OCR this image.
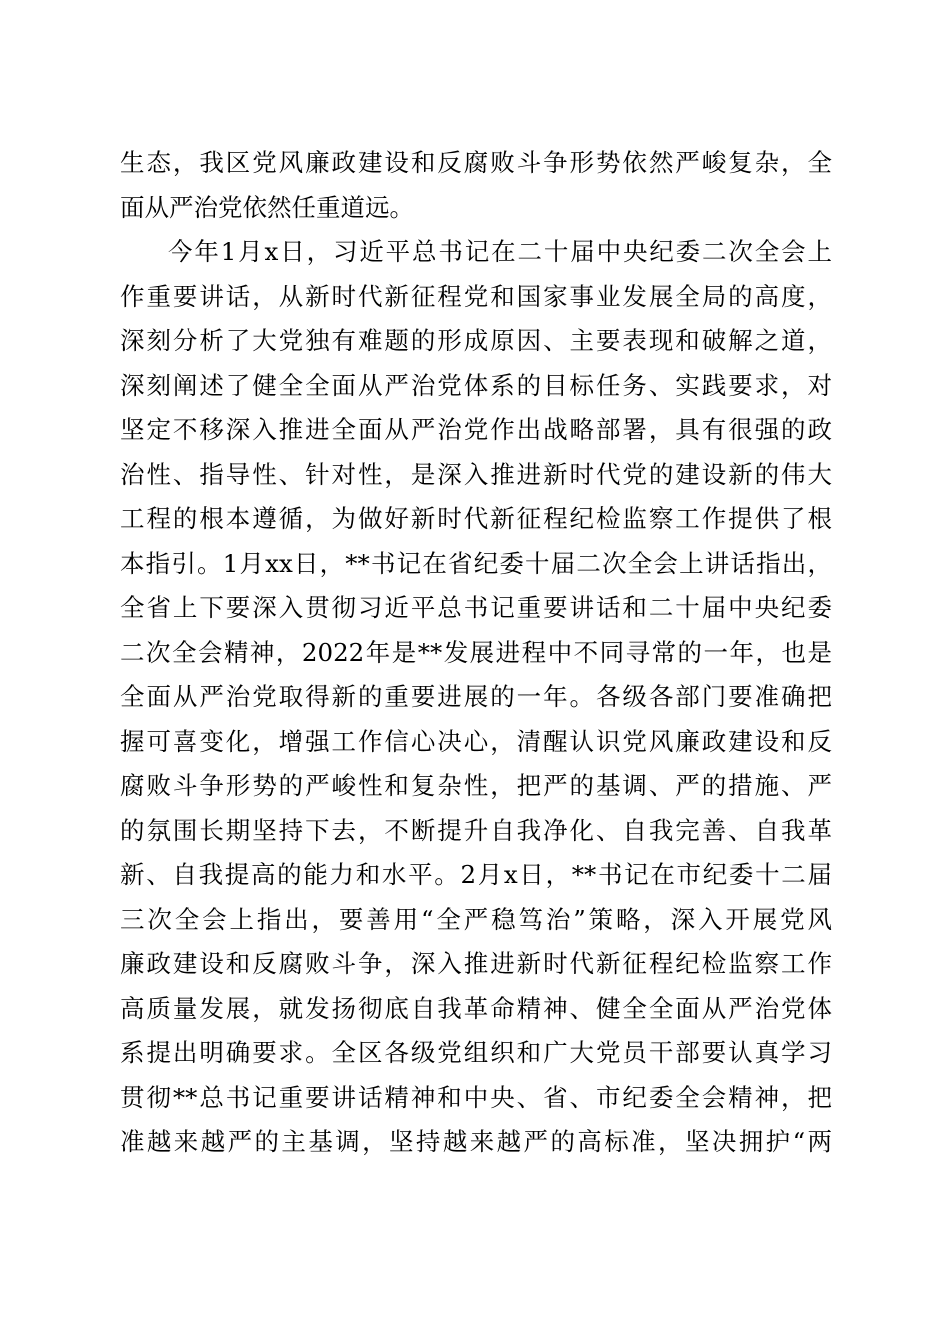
生态，我区党风廉政建设和反腐败斗争形势依然严峻复杂，全
面从严治党依然任重道远。
今年1月x日，习近平总书记在二十届中央纪委二次全会上
作重要讲话，从新时代新征程党和国家事业发展全局的高度，
深刻分析了大党独有难题的形成原因、主要表现和破解之道，
深刻阐述了健全全面从严治党体系的目标任务、实践要求，对
坚定不移深入推进全面从严治党作出战略部署，具有很强的政
治性、指导性、针对性，是深入推进新时代党的建设新的伟大
工程的根本遵循，为做好新时代新征程纪检监察工作提供了根
本指引。1月xx日，**书记在省纪委十届二次全会上讲话指出，
全省上下要深入贯彻习近平总书记重要讲话和二十届中央纪委
二次全会精神，2022年是**发展进程中不同寻常的一年，也是
全面从严治党取得新的重要进展的一年。各级各部门要准确把
握可喜变化，增强工作信心决心，清醒认识党风廉政建设和反
腐败斗争形势的严峻性和复杂性，把严的基调、严的措施、严
的氛围长期坚持下去，不断提升自我净化、自我完善、自我革
新、自我提高的能力和水平。2月x日，**书记在市纪委十二届
三次全会上指出，要善用“全严稳笃治”策略，深入开展党风
廉政建设和反腐败斗争，深入推进新时代新征程纪检监察工作
高质量发展，就发扬彻底自我革命精神、健全全面从严治党体
系提出明确要求。全区各级党组织和广大党员干部要认真学习
贯彻**总书记重要讲话精神和中央、省、市纪委全会精神，把
准越来越严的主基调，坚持越来越严的高标准，坚决拥护“两
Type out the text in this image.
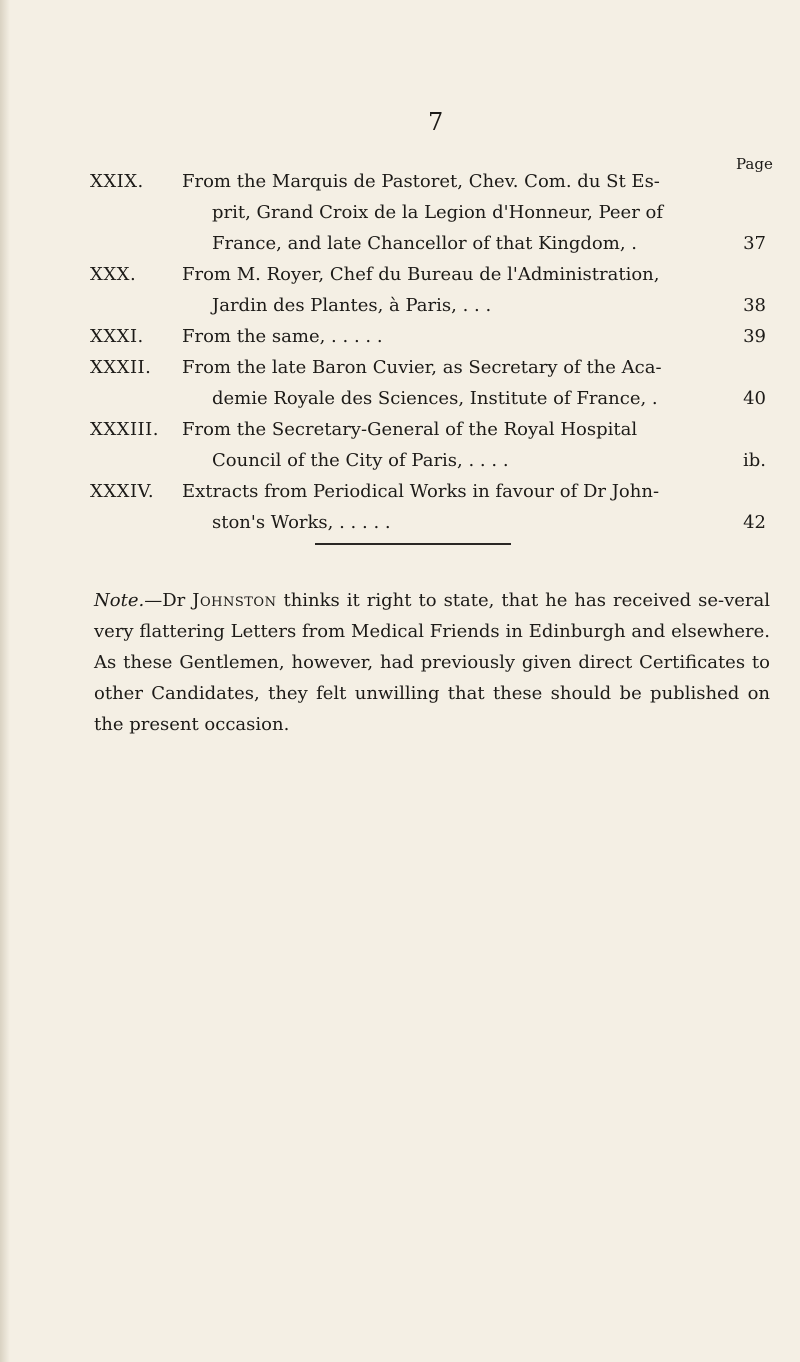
7
Page
XXIX.	From the Marquis de Pastoret, Chev. Com. du St Es-
prit, Grand Croix de la Legion d'Honneur, Peer of
France, and late Chancellor of that Kingdom, .	37
XXX.	From M. Royer, Chef du Bureau de l'Administration,
Jardin des Plantes, à Paris, . . .	38
XXXI.	From the same, . . . . .	39
XXXII.	From the late Baron Cuvier, as Secretary of the Aca-
demie Royale des Sciences, Institute of France, .	40
XXXIII.	From the Secretary-General of the Royal Hospital
Council of the City of Paris, . . . .	ib.
XXXIV.	Extracts from Periodical Works in favour of Dr John-
ston's Works, . . . . .	42
Note.—Dr Johnston thinks it right to state, that he has received se-veral very flattering Letters from Medical Friends in Edinburgh and elsewhere. As these Gentlemen, however, had previously given direct Certificates to other Candidates, they felt unwilling that these should be published on the present occasion.
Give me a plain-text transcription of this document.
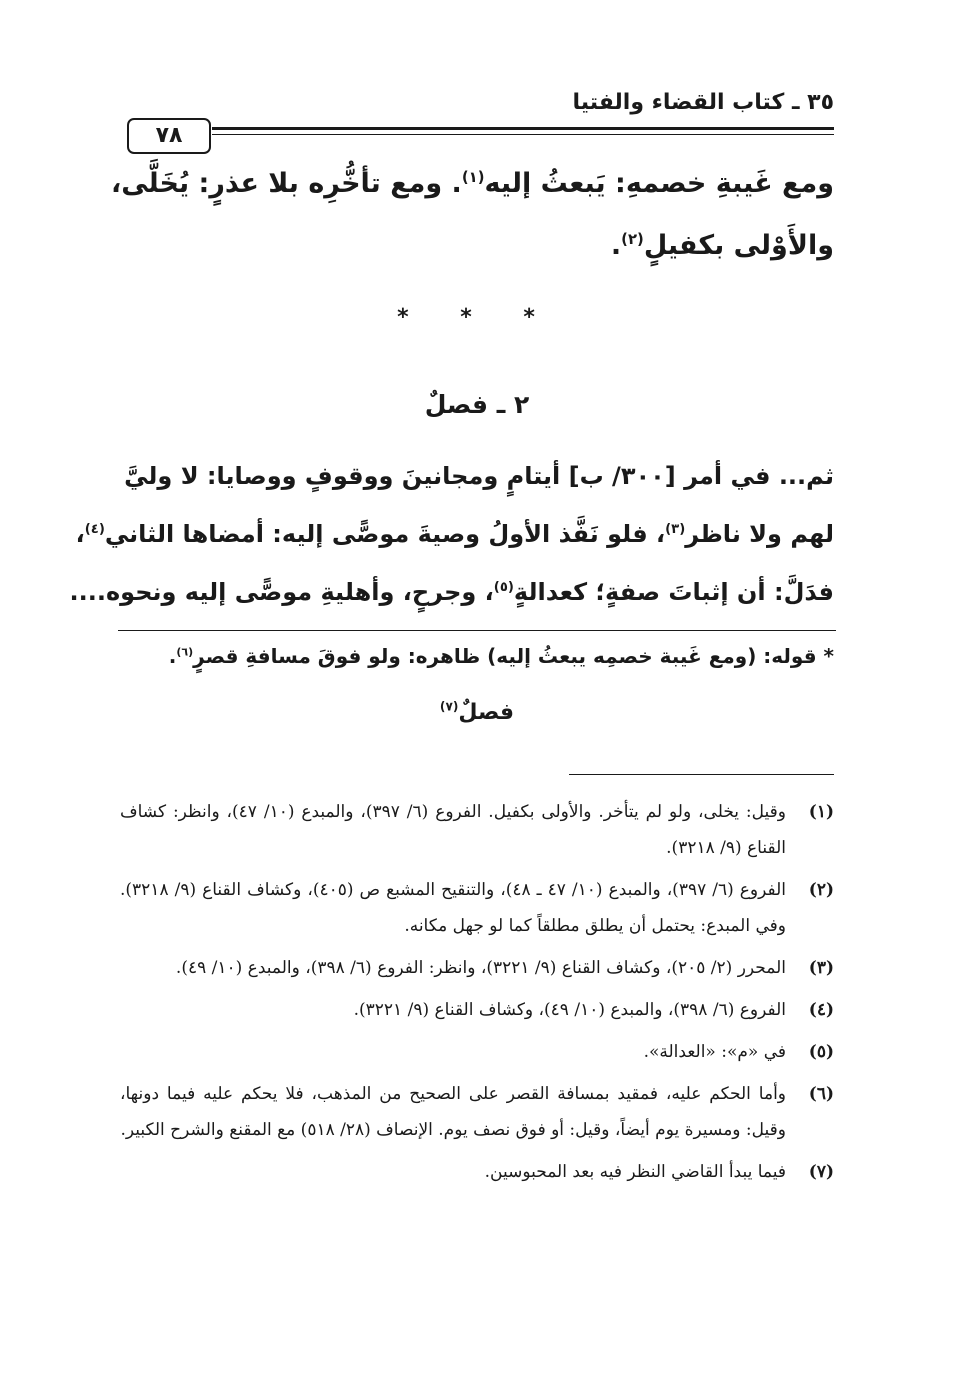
٣٥ ـ كتاب القضاء والفتيا
٧٨
ومع غَيبةِ خصمهِ: يَبعثُ إليه$^{(١)}$. ومع تأخُّرِه بلا عذرٍ: يُخَلَّى،
والأَوْلى بكفيلٍ$^{(٢)}$.
* * *
٢ ـ فصلٌ
ثم... في أمر [٣٠٠/ ب] أيتامٍ ومجانينَ ووقوفٍ ووصايا: لا وليَّ
لهم ولا ناظر$^{(٣)}$، فلو نَفَّذ الأولُ وصيةَ موصًّى إليه: أمضاها الثاني$^{(٤)}$،
فدَلَّ: أن إثباتَ صفةٍ؛ كعدالةٍ$^{(٥)}$، وجرحٍ، وأهليةِ موصًّى إليه ونحوه....
* قوله: (ومع غَيبة خصمِه يبعثُ إليه) ظاهره: ولو فوقَ مسافةِ قصرٍ$^{(٦)}$.
فصلٌ$^{(٧)}$
(١)
وقيل: يخلى، ولو لم يتأخر. والأولى بكفيل. الفروع (٦/ ٣٩٧)، والمبدع (١٠/ ٤٧)، وانظر: كشاف القناع (٩/ ٣٢١٨).
(٢)
الفروع (٦/ ٣٩٧)، والمبدع (١٠/ ٤٧ ـ ٤٨)، والتنقيح المشبع ص (٤٠٥)، وكشاف القناع (٩/ ٣٢١٨). وفي المبدع: يحتمل أن يطلق مطلقاً كما لو جهل مكانه.
(٣)
المحرر (٢/ ٢٠٥)، وكشاف القناع (٩/ ٣٢٢١)، وانظر: الفروع (٦/ ٣٩٨)، والمبدع (١٠/ ٤٩).
(٤)
الفروع (٦/ ٣٩٨)، والمبدع (١٠/ ٤٩)، وكشاف القناع (٩/ ٣٢٢١).
(٥)
في «م»: «العدالة».
(٦)
وأما الحكم عليه، فمقيد بمسافة القصر على الصحيح من المذهب، فلا يحكم عليه فيما دونها، وقيل: ومسيرة يوم أيضاً، وقيل: أو فوق نصف يوم. الإنصاف (٢٨/ ٥١٨) مع المقنع والشرح الكبير.
(٧)
فيما يبدأ القاضي النظر فيه بعد المحبوسين.
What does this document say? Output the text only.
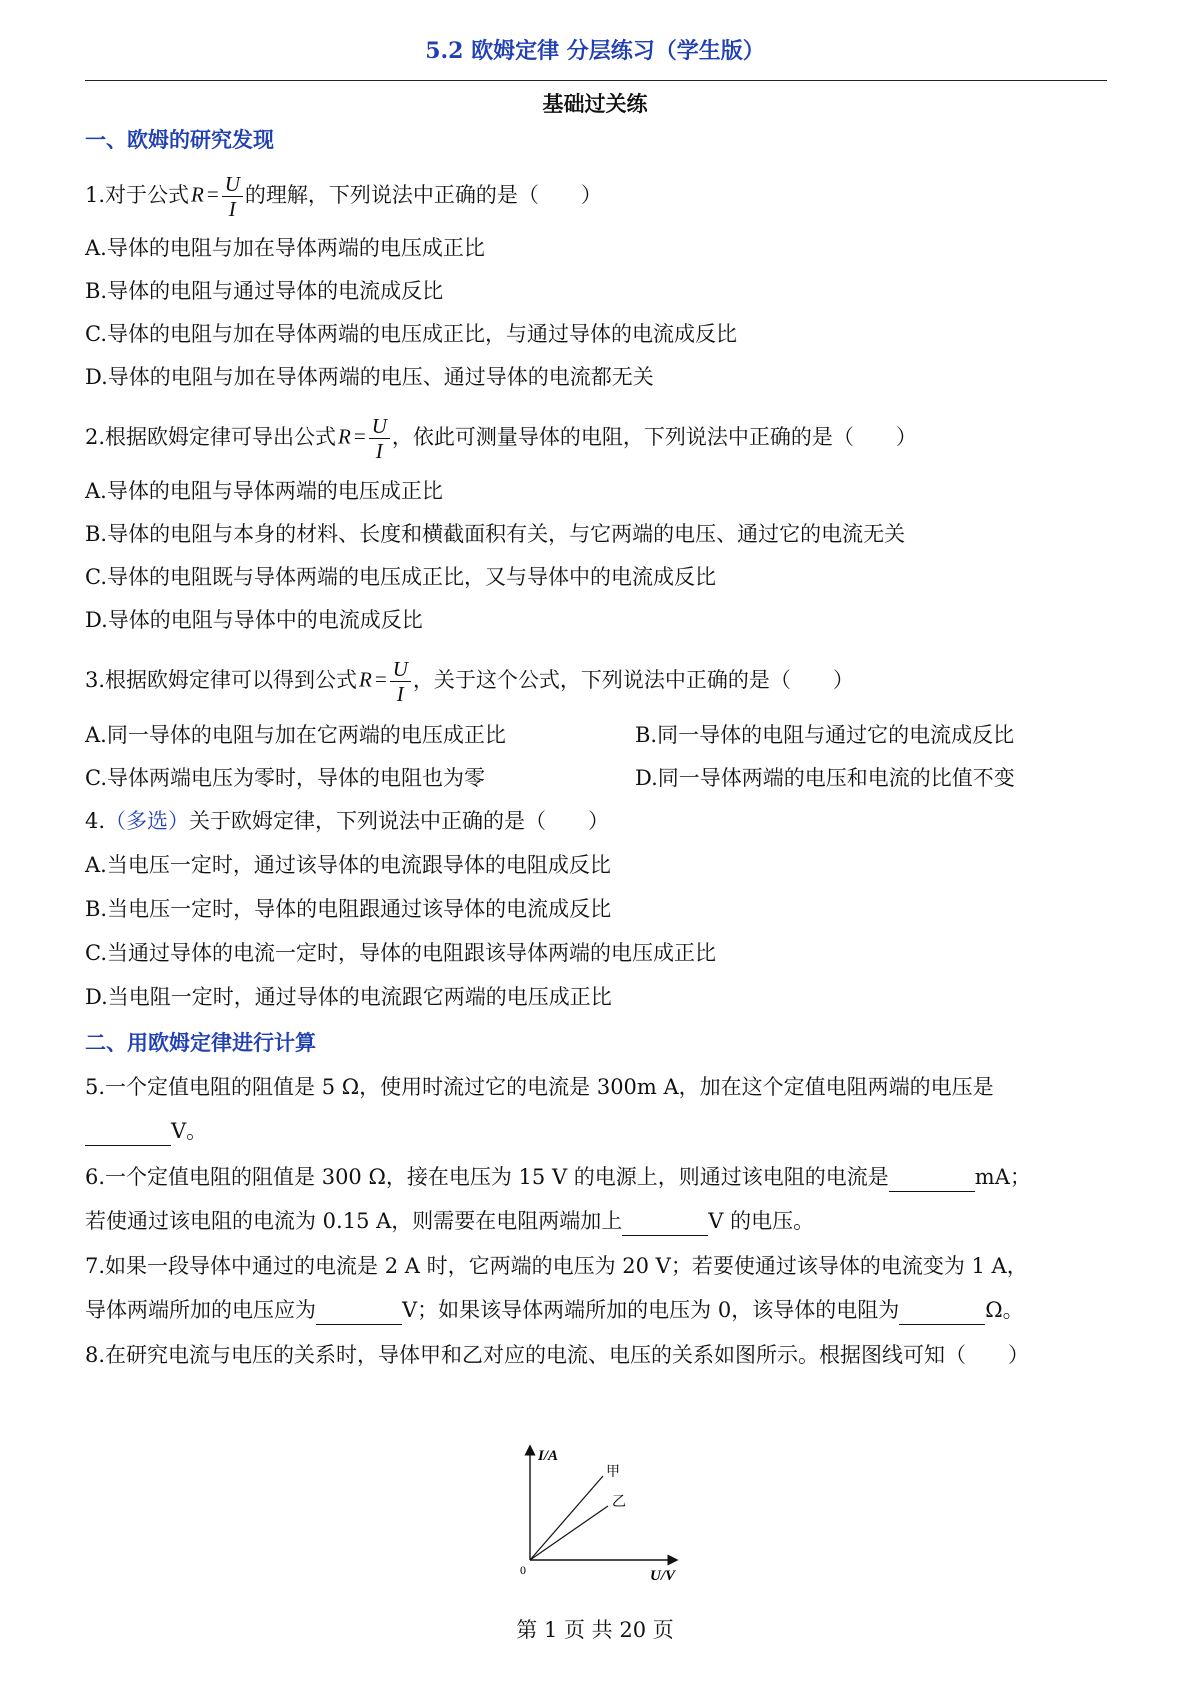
5.2 欧姆定律 分层练习（学生版）
基础过关练
一、欧姆的研究发现
1.对于公式$R = \frac{U}{I}$ 的理解，下列说法中正确的是（　　）
A.导体的电阻与加在导体两端的电压成正比
B.导体的电阻与通过导体的电流成反比
C.导体的电阻与加在导体两端的电压成正比，与通过导体的电流成反比
D.导体的电阻与加在导体两端的电压、通过导体的电流都无关
2.根据欧姆定律可导出公式$R = \frac{U}{I}$ ，依此可测量导体的电阻，下列说法中正确的是（　　）
A.导体的电阻与导体两端的电压成正比
B.导体的电阻与本身的材料、长度和横截面积有关，与它两端的电压、通过它的电流无关
C.导体的电阻既与导体两端的电压成正比，又与导体中的电流成反比
D.导体的电阻与导体中的电流成反比
3.根据欧姆定律可以得到公式$R = \frac{U}{I}$ ，关于这个公式，下列说法中正确的是（　　）
A.同一导体的电阻与加在它两端的电压成正比	B.同一导体的电阻与通过它的电流成反比
C.导体两端电压为零时，导体的电阻也为零	D.同一导体两端的电压和电流的比值不变
4.（多选）关于欧姆定律，下列说法中正确的是（　　）
A.当电压一定时，通过该导体的电流跟导体的电阻成反比
B.当电压一定时，导体的电阻跟通过该导体的电流成反比
C.当通过导体的电流一定时，导体的电阻跟该导体两端的电压成正比
D.当电阻一定时，通过导体的电流跟它两端的电压成正比
二、用欧姆定律进行计算
5.一个定值电阻的阻值是 5 Ω，使用时流过它的电流是 300m A，加在这个定值电阻两端的电压是
V。
6.一个定值电阻的阻值是 300 Ω，接在电压为 15 V 的电源上，则通过该电阻的电流是	mA；
若使通过该电阻的电流为 0.15 A，则需要在电阻两端加上	V 的电压。
7.如果一段导体中通过的电流是 2 A 时，它两端的电压为 20 V；若要使通过该导体的电流变为 1 A，
导体两端所加的电压应为	V；如果该导体两端所加的电压为 0，该导体的电阻为	Ω。
8.在研究电流与电压的关系时，导体甲和乙对应的电流、电压的关系如图所示。根据图线可知（　　）
I/A
0	U/V
甲
乙
第 1 页 共 20 页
# # # # #
Task to complete:
Leave out the pictures and print each record exactly as it stands.

The output:
OCR this image.
生态，我区党风廉政建设和反腐败斗争形势依然严峻复杂，全
面从严治党依然任重道远。
今年1月x日，习近平总书记在二十届中央纪委二次全会上
作重要讲话，从新时代新征程党和国家事业发展全局的高度，
深刻分析了大党独有难题的形成原因、主要表现和破解之道，
深刻阐述了健全全面从严治党体系的目标任务、实践要求，对
坚定不移深入推进全面从严治党作出战略部署，具有很强的政
治性、指导性、针对性，是深入推进新时代党的建设新的伟大
工程的根本遵循，为做好新时代新征程纪检监察工作提供了根
本指引。1月xx日，**书记在省纪委十届二次全会上讲话指出，
全省上下要深入贯彻习近平总书记重要讲话和二十届中央纪委
二次全会精神，2022年是**发展进程中不同寻常的一年，也是
全面从严治党取得新的重要进展的一年。各级各部门要准确把
握可喜变化，增强工作信心决心，清醒认识党风廉政建设和反
腐败斗争形势的严峻性和复杂性，把严的基调、严的措施、严
的氛围长期坚持下去，不断提升自我净化、自我完善、自我革
新、自我提高的能力和水平。2月x日，**书记在市纪委十二届
三次全会上指出，要善用“全严稳笃治”策略，深入开展党风
廉政建设和反腐败斗争，深入推进新时代新征程纪检监察工作
高质量发展，就发扬彻底自我革命精神、健全全面从严治党体
系提出明确要求。全区各级党组织和广大党员干部要认真学习
贯彻**总书记重要讲话精神和中央、省、市纪委全会精神，把
准越来越严的主基调，坚持越来越严的高标准，坚决拥护“两
Type out the text in this image.
7
Page
XXIX.	From the Marquis de Pastoret, Chev. Com. du St Es-
prit, Grand Croix de la Legion d'Honneur, Peer of
France, and late Chancellor of that Kingdom, .	37
XXX.	From M. Royer, Chef du Bureau de l'Administration,
Jardin des Plantes, à Paris, . . .	38
XXXI.	From the same, . . . . .	39
XXXII.	From the late Baron Cuvier, as Secretary of the Aca-
demie Royale des Sciences, Institute of France, .	40
XXXIII.	From the Secretary-General of the Royal Hospital
Council of the City of Paris, . . . .	ib.
XXXIV.	Extracts from Periodical Works in favour of Dr John-
ston's Works, . . . . .	42
Note.—Dr Johnston thinks it right to state, that he has received se-veral very flattering Letters from Medical Friends in Edinburgh and elsewhere. As these Gentlemen, however, had previously given direct Certificates to other Candidates, they felt unwilling that these should be published on the present occasion.
Give me a plain-text transcription of this document.
٣٥ ـ كتاب القضاء والفتيا
٧٨
ومع غَيبةِ خصمهِ: يَبعثُ إليه$^{(١)}$. ومع تأخُّرِه بلا عذرٍ: يُخَلَّى،
والأَوْلى بكفيلٍ$^{(٢)}$.
* * *
٢ ـ فصلٌ
ثم... في أمر [٣٠٠/ ب] أيتامٍ ومجانينَ ووقوفٍ ووصايا: لا وليَّ
لهم ولا ناظر$^{(٣)}$، فلو نَفَّذ الأولُ وصيةَ موصًّى إليه: أمضاها الثاني$^{(٤)}$،
فدَلَّ: أن إثباتَ صفةٍ؛ كعدالةٍ$^{(٥)}$، وجرحٍ، وأهليةِ موصًّى إليه ونحوه....
* قوله: (ومع غَيبة خصمِه يبعثُ إليه) ظاهره: ولو فوقَ مسافةِ قصرٍ$^{(٦)}$.
فصلٌ$^{(٧)}$
(١)
وقيل: يخلى، ولو لم يتأخر. والأولى بكفيل. الفروع (٦/ ٣٩٧)، والمبدع (١٠/ ٤٧)، وانظر: كشاف القناع (٩/ ٣٢١٨).
(٢)
الفروع (٦/ ٣٩٧)، والمبدع (١٠/ ٤٧ ـ ٤٨)، والتنقيح المشبع ص (٤٠٥)، وكشاف القناع (٩/ ٣٢١٨). وفي المبدع: يحتمل أن يطلق مطلقاً كما لو جهل مكانه.
(٣)
المحرر (٢/ ٢٠٥)، وكشاف القناع (٩/ ٣٢٢١)، وانظر: الفروع (٦/ ٣٩٨)، والمبدع (١٠/ ٤٩).
(٤)
الفروع (٦/ ٣٩٨)، والمبدع (١٠/ ٤٩)، وكشاف القناع (٩/ ٣٢٢١).
(٥)
في «م»: «العدالة».
(٦)
وأما الحكم عليه، فمقيد بمسافة القصر على الصحيح من المذهب، فلا يحكم عليه فيما دونها، وقيل: ومسيرة يوم أيضاً، وقيل: أو فوق نصف يوم. الإنصاف (٢٨/ ٥١٨) مع المقنع والشرح الكبير.
(٧)
فيما يبدأ القاضي النظر فيه بعد المحبوسين.
What does this document say? Output the text only.
5.2 欧姆定律 分层练习（学生版）
基础过关练
一、欧姆的研究发现
1.对于公式$R = \frac{U}{I}$ 的理解，下列说法中正确的是（　　）
A.导体的电阻与加在导体两端的电压成正比
B.导体的电阻与通过导体的电流成反比
C.导体的电阻与加在导体两端的电压成正比，与通过导体的电流成反比
D.导体的电阻与加在导体两端的电压、通过导体的电流都无关
2.根据欧姆定律可导出公式$R = \frac{U}{I}$ ，依此可测量导体的电阻，下列说法中正确的是（　　）
A.导体的电阻与导体两端的电压成正比
B.导体的电阻与本身的材料、长度和横截面积有关，与它两端的电压、通过它的电流无关
C.导体的电阻既与导体两端的电压成正比，又与导体中的电流成反比
D.导体的电阻与导体中的电流成反比
3.根据欧姆定律可以得到公式$R = \frac{U}{I}$ ，关于这个公式，下列说法中正确的是（　　）
A.同一导体的电阻与加在它两端的电压成正比	B.同一导体的电阻与通过它的电流成反比
C.导体两端电压为零时，导体的电阻也为零	D.同一导体两端的电压和电流的比值不变
4.（多选）关于欧姆定律，下列说法中正确的是（　　）
A.当电压一定时，通过该导体的电流跟导体的电阻成反比
B.当电压一定时，导体的电阻跟通过该导体的电流成反比
C.当通过导体的电流一定时，导体的电阻跟该导体两端的电压成正比
D.当电阻一定时，通过导体的电流跟它两端的电压成正比
二、用欧姆定律进行计算
5.一个定值电阻的阻值是 5 Ω，使用时流过它的电流是 300m A，加在这个定值电阻两端的电压是
V。
6.一个定值电阻的阻值是 300 Ω，接在电压为 15 V 的电源上，则通过该电阻的电流是	mA；
若使通过该电阻的电流为 0.15 A，则需要在电阻两端加上	V 的电压。
7.如果一段导体中通过的电流是 2 A 时，它两端的电压为 20 V；若要使通过该导体的电流变为 1 A，
导体两端所加的电压应为	V；如果该导体两端所加的电压为 0，该导体的电阻为	Ω。
8.在研究电流与电压的关系时，导体甲和乙对应的电流、电压的关系如图所示。根据图线可知（　　）
I/A
0	U/V
甲
乙
第 1 页 共 20 页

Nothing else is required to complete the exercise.